Copy each line in the data that includes the word "text".

##############################

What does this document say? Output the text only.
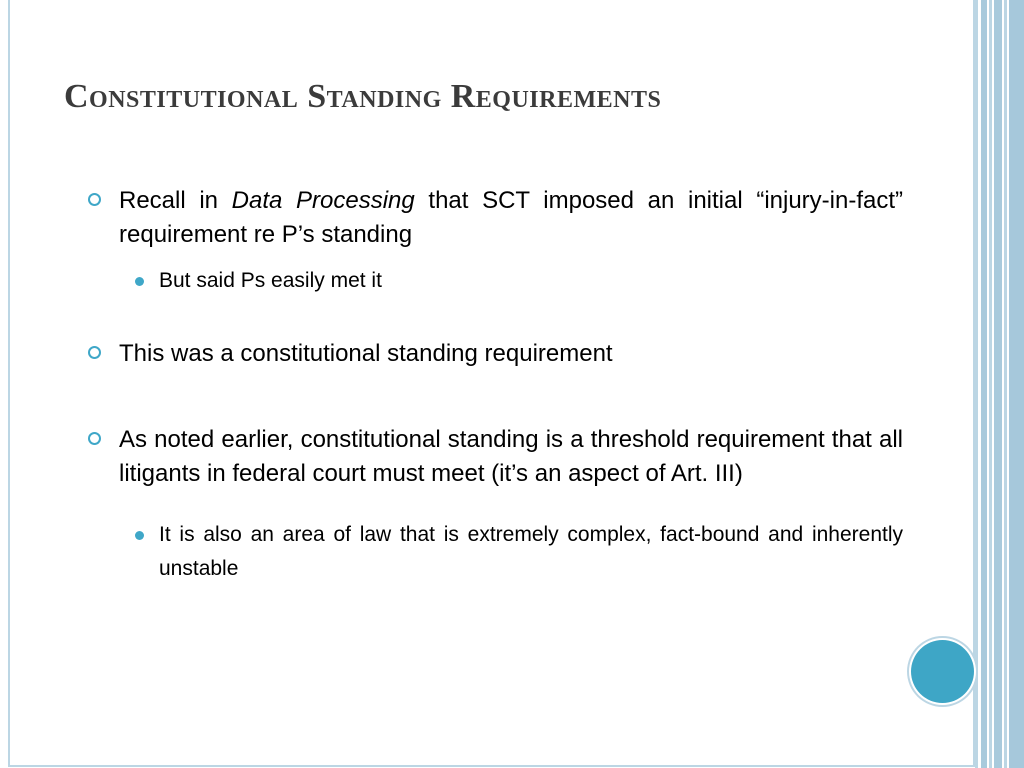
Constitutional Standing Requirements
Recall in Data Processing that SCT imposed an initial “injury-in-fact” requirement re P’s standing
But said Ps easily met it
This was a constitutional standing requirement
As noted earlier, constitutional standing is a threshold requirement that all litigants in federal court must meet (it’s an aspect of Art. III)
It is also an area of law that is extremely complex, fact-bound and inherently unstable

##############################

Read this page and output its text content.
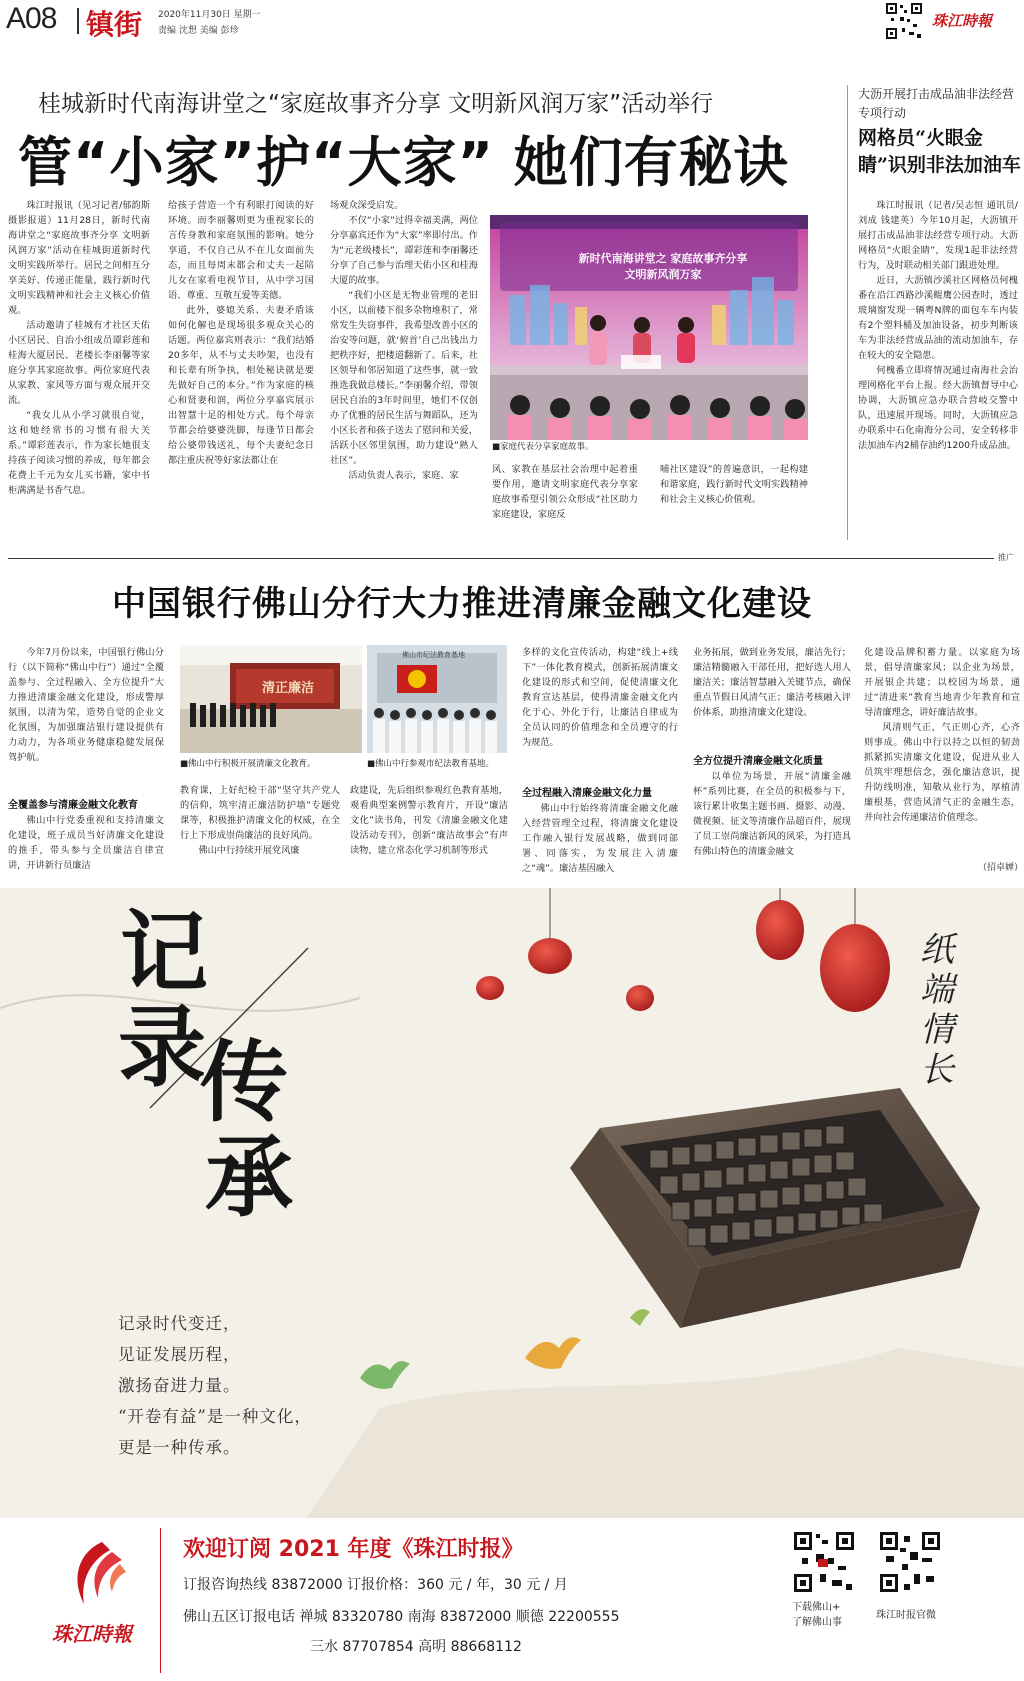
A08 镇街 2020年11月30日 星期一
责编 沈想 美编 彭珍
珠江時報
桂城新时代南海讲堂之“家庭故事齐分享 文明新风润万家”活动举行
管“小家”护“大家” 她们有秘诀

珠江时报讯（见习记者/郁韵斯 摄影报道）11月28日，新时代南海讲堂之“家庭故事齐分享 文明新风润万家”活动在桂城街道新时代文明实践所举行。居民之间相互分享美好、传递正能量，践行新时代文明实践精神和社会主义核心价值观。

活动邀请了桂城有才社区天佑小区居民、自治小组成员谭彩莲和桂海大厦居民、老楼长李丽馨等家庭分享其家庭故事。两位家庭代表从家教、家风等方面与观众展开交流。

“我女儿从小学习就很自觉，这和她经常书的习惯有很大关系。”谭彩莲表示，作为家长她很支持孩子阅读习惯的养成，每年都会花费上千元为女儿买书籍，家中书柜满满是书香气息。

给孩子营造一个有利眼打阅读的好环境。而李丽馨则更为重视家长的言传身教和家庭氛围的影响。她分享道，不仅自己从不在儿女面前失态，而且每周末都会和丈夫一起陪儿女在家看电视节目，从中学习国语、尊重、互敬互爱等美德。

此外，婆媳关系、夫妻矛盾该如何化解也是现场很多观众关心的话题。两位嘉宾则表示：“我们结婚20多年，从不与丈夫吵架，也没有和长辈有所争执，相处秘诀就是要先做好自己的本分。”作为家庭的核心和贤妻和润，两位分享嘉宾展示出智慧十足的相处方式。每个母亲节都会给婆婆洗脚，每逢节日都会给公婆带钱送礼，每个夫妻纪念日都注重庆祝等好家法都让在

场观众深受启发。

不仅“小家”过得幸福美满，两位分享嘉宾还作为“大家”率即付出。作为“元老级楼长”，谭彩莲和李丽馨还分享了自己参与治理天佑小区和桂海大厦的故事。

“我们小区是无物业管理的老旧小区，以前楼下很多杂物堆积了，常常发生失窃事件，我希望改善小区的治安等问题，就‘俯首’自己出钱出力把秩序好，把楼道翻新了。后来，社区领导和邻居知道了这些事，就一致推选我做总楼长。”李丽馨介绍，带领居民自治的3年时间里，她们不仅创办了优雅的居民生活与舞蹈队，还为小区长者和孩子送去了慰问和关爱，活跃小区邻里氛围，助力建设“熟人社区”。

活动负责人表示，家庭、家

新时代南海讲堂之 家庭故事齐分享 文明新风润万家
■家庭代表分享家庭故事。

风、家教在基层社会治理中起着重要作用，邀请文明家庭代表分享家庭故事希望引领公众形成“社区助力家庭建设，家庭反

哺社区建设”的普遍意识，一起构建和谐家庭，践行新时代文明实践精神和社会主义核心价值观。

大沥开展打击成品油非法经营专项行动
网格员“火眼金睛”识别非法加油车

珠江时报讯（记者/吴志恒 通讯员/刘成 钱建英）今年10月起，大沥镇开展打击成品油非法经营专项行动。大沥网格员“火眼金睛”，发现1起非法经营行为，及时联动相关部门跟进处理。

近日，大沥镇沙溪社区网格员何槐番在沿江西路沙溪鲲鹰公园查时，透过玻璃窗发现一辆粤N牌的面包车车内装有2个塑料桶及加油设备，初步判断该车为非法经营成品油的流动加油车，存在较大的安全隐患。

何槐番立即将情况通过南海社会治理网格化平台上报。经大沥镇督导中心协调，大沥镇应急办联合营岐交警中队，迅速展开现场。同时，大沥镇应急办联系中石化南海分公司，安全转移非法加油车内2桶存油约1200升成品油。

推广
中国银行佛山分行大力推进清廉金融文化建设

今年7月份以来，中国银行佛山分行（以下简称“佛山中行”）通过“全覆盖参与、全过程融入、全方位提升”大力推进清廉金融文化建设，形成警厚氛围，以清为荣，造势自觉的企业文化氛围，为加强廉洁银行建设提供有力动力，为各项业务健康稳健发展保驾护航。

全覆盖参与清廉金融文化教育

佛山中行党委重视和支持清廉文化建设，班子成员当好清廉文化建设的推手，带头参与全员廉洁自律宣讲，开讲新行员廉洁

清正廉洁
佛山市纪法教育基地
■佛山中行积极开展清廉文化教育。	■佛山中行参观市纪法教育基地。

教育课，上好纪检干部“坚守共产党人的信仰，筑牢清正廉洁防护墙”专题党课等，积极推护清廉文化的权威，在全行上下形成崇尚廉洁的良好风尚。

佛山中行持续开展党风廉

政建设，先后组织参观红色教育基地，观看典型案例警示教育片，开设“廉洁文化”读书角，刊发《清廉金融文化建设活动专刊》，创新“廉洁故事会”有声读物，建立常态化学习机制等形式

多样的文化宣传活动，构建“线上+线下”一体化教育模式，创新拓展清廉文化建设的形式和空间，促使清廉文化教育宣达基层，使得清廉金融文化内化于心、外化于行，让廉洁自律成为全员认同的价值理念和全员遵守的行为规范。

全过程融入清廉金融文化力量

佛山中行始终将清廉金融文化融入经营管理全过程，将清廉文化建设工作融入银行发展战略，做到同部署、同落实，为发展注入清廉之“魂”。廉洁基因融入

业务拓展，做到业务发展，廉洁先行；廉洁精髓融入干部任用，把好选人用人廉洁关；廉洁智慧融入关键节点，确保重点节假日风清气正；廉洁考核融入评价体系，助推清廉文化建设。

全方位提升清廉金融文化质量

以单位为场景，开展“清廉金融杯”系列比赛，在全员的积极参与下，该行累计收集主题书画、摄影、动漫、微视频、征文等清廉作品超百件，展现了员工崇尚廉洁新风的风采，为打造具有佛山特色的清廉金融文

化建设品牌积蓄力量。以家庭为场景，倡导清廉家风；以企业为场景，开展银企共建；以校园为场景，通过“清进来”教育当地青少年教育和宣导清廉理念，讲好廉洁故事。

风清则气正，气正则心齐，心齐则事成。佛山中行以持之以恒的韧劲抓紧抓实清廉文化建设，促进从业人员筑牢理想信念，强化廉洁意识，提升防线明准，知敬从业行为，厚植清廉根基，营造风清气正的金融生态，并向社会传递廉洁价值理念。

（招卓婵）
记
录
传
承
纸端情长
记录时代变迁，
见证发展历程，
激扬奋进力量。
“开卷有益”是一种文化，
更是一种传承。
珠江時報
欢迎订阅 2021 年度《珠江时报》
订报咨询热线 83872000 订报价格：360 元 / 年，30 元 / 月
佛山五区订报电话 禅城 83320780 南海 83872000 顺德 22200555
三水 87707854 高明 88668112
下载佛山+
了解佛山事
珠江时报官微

##############################

**TASK RESULT:**
What does this document say? Output the text only.
Read this page and output its text content.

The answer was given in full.